Search the data below for the string "photos". Extract every line that contains it.

··· Recorded information ···

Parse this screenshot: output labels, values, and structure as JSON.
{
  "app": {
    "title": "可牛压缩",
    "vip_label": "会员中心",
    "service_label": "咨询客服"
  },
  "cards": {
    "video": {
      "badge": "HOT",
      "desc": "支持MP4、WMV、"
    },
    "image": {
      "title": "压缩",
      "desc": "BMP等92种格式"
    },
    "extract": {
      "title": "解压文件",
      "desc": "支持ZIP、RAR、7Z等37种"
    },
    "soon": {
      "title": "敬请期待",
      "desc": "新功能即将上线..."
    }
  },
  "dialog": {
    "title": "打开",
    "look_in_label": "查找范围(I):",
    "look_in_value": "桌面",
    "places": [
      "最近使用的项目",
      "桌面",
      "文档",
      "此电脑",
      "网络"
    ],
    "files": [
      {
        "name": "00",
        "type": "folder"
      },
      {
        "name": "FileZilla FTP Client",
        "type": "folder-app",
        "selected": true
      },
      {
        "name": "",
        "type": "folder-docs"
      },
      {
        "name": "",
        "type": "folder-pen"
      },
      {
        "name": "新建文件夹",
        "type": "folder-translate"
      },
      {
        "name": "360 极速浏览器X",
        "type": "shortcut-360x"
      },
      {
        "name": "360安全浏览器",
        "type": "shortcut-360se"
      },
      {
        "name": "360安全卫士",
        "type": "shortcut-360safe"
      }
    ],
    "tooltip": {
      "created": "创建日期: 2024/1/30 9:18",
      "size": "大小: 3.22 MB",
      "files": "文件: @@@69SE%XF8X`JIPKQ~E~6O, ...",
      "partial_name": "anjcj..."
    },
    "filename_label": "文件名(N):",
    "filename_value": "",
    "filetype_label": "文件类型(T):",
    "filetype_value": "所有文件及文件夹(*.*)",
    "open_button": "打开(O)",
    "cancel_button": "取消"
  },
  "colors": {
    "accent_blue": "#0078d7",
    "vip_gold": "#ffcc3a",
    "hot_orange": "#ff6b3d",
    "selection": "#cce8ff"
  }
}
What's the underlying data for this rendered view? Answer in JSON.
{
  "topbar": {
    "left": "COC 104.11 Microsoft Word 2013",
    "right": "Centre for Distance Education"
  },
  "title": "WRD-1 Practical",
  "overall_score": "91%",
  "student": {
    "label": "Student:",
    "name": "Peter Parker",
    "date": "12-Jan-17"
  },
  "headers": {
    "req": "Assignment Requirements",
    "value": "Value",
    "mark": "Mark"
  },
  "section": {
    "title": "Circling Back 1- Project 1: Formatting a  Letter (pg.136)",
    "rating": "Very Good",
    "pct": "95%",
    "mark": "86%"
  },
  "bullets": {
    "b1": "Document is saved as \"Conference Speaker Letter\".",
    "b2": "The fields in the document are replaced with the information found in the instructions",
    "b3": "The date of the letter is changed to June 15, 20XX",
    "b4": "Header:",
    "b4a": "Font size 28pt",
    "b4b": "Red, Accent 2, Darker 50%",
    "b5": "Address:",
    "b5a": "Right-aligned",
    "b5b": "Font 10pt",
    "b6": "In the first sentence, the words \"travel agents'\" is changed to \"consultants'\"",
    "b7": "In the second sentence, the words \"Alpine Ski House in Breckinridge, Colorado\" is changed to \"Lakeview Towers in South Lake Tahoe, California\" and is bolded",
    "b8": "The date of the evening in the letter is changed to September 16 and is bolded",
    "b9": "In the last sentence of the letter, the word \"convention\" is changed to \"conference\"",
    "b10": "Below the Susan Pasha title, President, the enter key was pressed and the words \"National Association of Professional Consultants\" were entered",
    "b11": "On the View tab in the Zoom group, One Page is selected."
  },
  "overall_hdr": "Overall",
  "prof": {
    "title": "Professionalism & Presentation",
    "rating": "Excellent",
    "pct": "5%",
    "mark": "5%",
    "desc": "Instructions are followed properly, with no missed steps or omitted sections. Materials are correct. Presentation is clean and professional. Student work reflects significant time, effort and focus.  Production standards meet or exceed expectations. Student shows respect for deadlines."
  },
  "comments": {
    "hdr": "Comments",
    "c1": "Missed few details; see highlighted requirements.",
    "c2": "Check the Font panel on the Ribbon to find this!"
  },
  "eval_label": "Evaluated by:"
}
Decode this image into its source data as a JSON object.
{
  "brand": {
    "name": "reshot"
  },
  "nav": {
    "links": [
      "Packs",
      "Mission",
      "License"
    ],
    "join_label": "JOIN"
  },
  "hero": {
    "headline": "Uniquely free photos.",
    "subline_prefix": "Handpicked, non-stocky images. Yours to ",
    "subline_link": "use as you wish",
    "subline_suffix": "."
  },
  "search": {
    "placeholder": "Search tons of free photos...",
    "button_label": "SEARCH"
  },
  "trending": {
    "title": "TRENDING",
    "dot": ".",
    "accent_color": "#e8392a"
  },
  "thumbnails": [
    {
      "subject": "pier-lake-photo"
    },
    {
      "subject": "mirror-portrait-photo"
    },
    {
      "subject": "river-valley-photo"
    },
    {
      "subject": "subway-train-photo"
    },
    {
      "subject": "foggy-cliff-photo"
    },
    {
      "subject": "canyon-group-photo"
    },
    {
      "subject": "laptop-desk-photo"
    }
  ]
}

···

◆ Answer for the task
    "headline": "Uniquely free photos.",
    "placeholder": "Search tons of free photos...",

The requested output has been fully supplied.